◆ **GIVEN TASK**:
Each record that follows should be repeated exactly, minus any images.

- - -

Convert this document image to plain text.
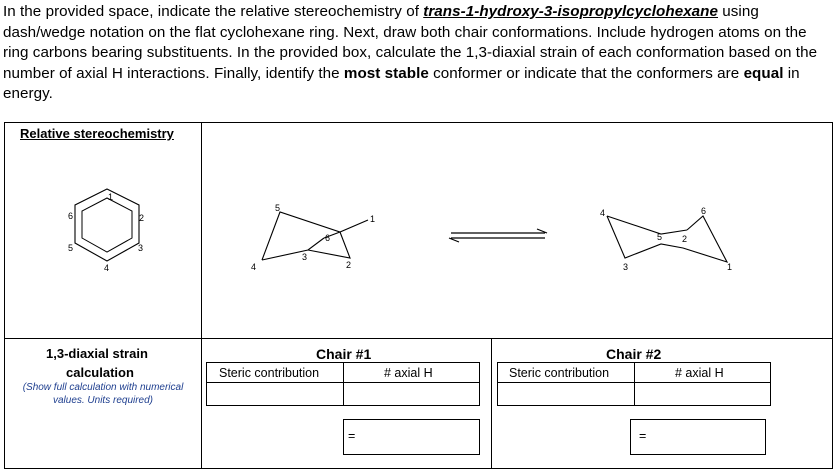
In the provided space, indicate the relative stereochemistry of trans-1-hydroxy-3-isopropylcyclohexane using dash/wedge notation on the flat cyclohexane ring. Next, draw both chair conformations. Include hydrogen atoms on the ring carbons bearing substituents. In the provided box, calculate the 1,3-diaxial strain of each conformation based on the number of axial H interactions. Finally, identify the most stable conformer or indicate that the conformers are equal in energy.
Relative stereochemistry
1
2
3
4
5
6
5
1
6
3
2
4
4	6
5 2
3	1
1,3-diaxial strain
calculation
(Show full calculation with numerical values. Units required)
Chair #1
Steric contribution	# axial H
=
Chair #2
Steric contribution	# axial H
=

- - -

◆ **RESPONSE**:
Convert this document image to plain text.
In the provided space, indicate the relative stereochemistry of trans-1-hydroxy-3-isopropylcyclohexane using dash/wedge notation on the flat cyclohexane ring. Next, draw both chair conformations. Include hydrogen atoms on the ring carbons bearing substituents. In the provided box, calculate the 1,3-diaxial strain of each conformation based on the number of axial H interactions. Finally, identify the most stable conformer or indicate that the conformers are equal in energy.
Relative stereochemistry
1
2
3
4
5
6
5
1
6
3
2
4
4	6
5 2
3	1
1,3-diaxial strain
calculation
(Show full calculation with numerical values. Units required)
Chair #1
Steric contribution	# axial H
=
Chair #2
Steric contribution	# axial H
=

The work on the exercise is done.